* **What is needed**: Pull every line with the word "النفوس" out of the entries below.
*** Entries shown ***
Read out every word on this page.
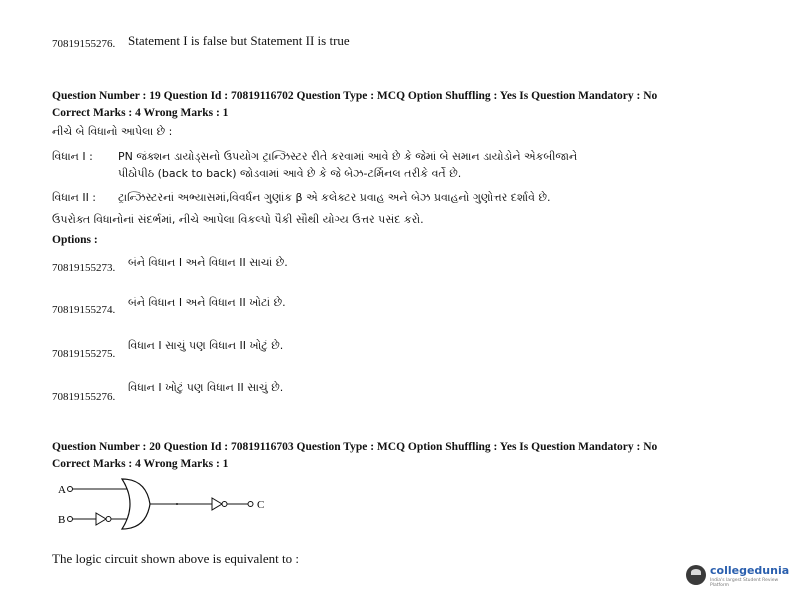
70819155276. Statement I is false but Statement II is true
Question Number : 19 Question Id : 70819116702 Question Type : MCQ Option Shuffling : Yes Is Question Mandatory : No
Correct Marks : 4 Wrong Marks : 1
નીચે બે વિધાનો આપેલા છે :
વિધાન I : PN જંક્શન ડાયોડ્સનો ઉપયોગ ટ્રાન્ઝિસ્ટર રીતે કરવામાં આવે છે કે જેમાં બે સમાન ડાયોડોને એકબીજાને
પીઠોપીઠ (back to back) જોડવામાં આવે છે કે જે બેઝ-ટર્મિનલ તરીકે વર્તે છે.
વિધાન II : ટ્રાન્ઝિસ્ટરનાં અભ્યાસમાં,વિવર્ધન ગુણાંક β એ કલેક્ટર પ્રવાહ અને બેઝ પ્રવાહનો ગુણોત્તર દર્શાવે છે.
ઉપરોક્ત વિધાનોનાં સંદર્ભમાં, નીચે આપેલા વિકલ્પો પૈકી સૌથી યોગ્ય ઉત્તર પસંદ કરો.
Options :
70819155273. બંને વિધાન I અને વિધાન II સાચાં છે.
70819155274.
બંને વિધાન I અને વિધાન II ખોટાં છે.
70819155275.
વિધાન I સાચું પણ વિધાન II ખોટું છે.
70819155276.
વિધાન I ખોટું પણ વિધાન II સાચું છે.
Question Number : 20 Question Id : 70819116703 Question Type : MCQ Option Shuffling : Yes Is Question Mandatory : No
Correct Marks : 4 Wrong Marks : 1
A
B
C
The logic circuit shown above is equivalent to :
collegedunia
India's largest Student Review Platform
***
*** Entries shown ***
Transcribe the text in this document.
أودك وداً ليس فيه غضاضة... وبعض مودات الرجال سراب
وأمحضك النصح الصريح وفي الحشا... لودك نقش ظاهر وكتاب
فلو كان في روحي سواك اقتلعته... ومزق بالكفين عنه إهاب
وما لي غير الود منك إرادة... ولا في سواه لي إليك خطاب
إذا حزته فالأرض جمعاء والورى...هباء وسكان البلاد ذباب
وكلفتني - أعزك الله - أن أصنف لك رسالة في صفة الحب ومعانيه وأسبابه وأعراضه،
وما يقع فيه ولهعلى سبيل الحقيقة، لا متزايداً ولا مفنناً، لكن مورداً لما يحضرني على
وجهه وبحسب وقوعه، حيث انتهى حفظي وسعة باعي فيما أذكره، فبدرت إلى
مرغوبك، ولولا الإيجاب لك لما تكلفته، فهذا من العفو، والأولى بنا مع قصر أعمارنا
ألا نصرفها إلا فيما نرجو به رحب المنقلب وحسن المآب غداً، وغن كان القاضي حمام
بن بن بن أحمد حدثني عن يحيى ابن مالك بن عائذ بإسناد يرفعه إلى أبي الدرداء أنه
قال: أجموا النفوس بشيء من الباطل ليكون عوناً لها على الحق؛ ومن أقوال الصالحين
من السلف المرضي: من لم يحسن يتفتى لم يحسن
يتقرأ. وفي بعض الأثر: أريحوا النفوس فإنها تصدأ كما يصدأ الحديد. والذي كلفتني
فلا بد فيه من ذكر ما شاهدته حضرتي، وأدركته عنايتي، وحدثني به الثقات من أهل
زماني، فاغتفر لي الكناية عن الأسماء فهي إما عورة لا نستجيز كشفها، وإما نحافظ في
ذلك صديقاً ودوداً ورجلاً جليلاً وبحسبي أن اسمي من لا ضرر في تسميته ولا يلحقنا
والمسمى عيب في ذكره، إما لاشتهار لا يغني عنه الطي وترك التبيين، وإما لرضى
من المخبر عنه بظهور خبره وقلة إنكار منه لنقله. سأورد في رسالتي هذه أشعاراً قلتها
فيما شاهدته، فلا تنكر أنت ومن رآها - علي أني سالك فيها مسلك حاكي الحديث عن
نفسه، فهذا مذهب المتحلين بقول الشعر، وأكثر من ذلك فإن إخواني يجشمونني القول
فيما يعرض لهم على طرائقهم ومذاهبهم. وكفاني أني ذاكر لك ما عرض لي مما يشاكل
***
* **Exercise answer**:
قال: أجموا النفوس بشيء من الباطل ليكون عوناً لها على الحق؛ ومن أقوال الصالحين
يتقرأ. وفي بعض الأثر: أريحوا النفوس فإنها تصدأ كما يصدأ الحديد. والذي كلفتني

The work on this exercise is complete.